■ **Provided information**:
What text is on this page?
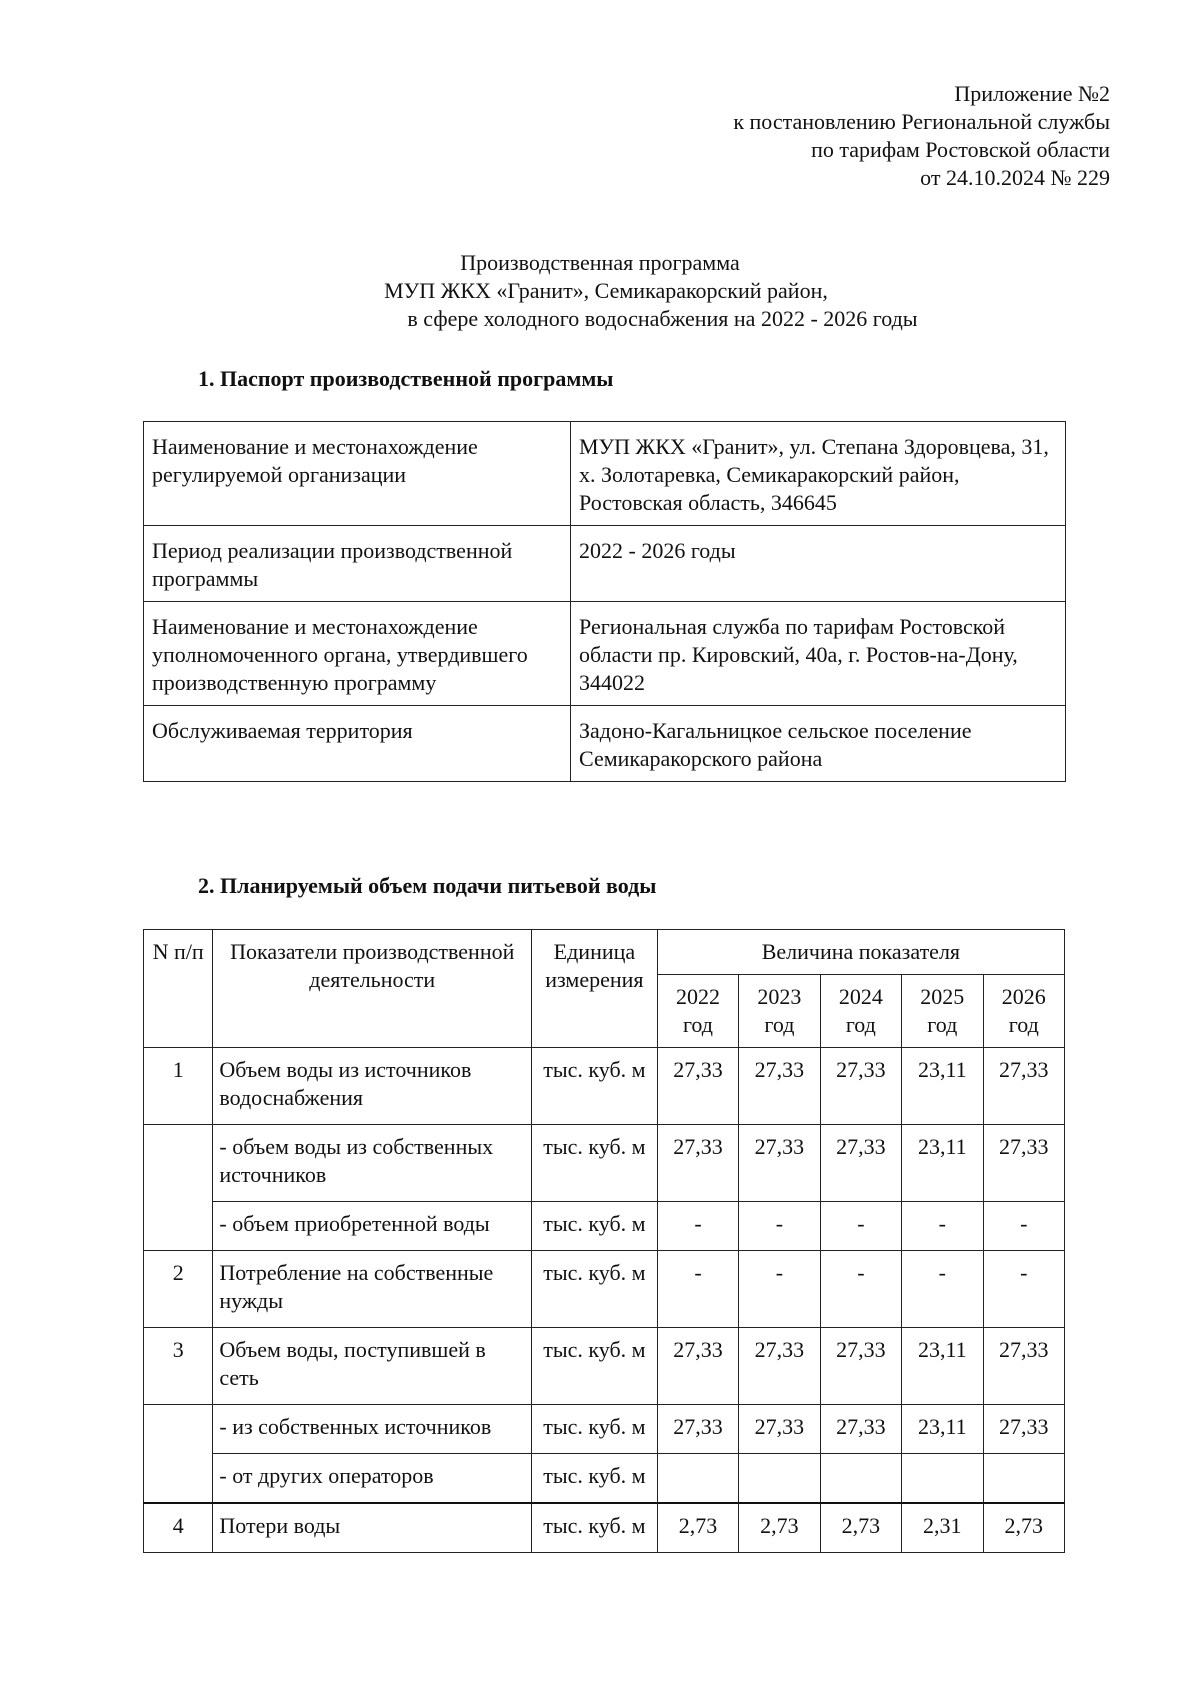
Приложение №2
к постановлению Региональной службы
по тарифам Ростовской области
от 24.10.2024 № 229
Производственная программа
МУП ЖКХ «Гранит», Семикаракорский район,
в сфере холодного водоснабжения на 2022 - 2026 годы
1. Паспорт производственной программы
Наименование и местонахождение регулируемой организации	МУП ЖКХ «Гранит», ул. Степана Здоровцева, 31, х. Золотаревка, Семикаракорский район, Ростовская область, 346645
Период реализации производственной программы	2022 - 2026 годы
Наименование и местонахождение уполномоченного органа, утвердившего производственную программу	Региональная служба по тарифам Ростовской области пр. Кировский, 40а, г. Ростов-на-Дону, 344022
Обслуживаемая территория	Задоно-Кагальницкое сельское поселение Семикаракорского района
2. Планируемый объем подачи питьевой воды
N п/п	Показатели производственной деятельности	Единица измерения	Величина показателя				
			2022 год	2023 год	2024 год	2025 год	2026 год
1	Объем воды из источников водоснабжения	тыс. куб. м	27,33	27,33	27,33	23,11	27,33
	- объем воды из собственных источников	тыс. куб. м	27,33	27,33	27,33	23,11	27,33
	- объем приобретенной воды	тыс. куб. м	-	-	-	-	-
2	Потребление на собственные нужды	тыс. куб. м	-	-	-	-	-
3	Объем воды, поступившей в сеть	тыс. куб. м	27,33	27,33	27,33	23,11	27,33
	- из собственных источников	тыс. куб. м	27,33	27,33	27,33	23,11	27,33
	- от других операторов	тыс. куб. м					
4	Потери воды	тыс. куб. м	2,73	2,73	2,73	2,31	2,73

■ **Exercise brief**:
Check each line above for the word "воды", and copy the lines where it appears.

■ **Reply**:
2. Планируемый объем подачи питьевой воды
1	Объем воды из источников водоснабжения	тыс. куб. м	27,33	27,33	27,33	23,11	27,33
	- объем воды из собственных источников	тыс. куб. м	27,33	27,33	27,33	23,11	27,33
	- объем приобретенной воды	тыс. куб. м	-	-	-	-	-
3	Объем воды, поступившей в сеть	тыс. куб. м	27,33	27,33	27,33	23,11	27,33
4	Потери воды	тыс. куб. м	2,73	2,73	2,73	2,31	2,73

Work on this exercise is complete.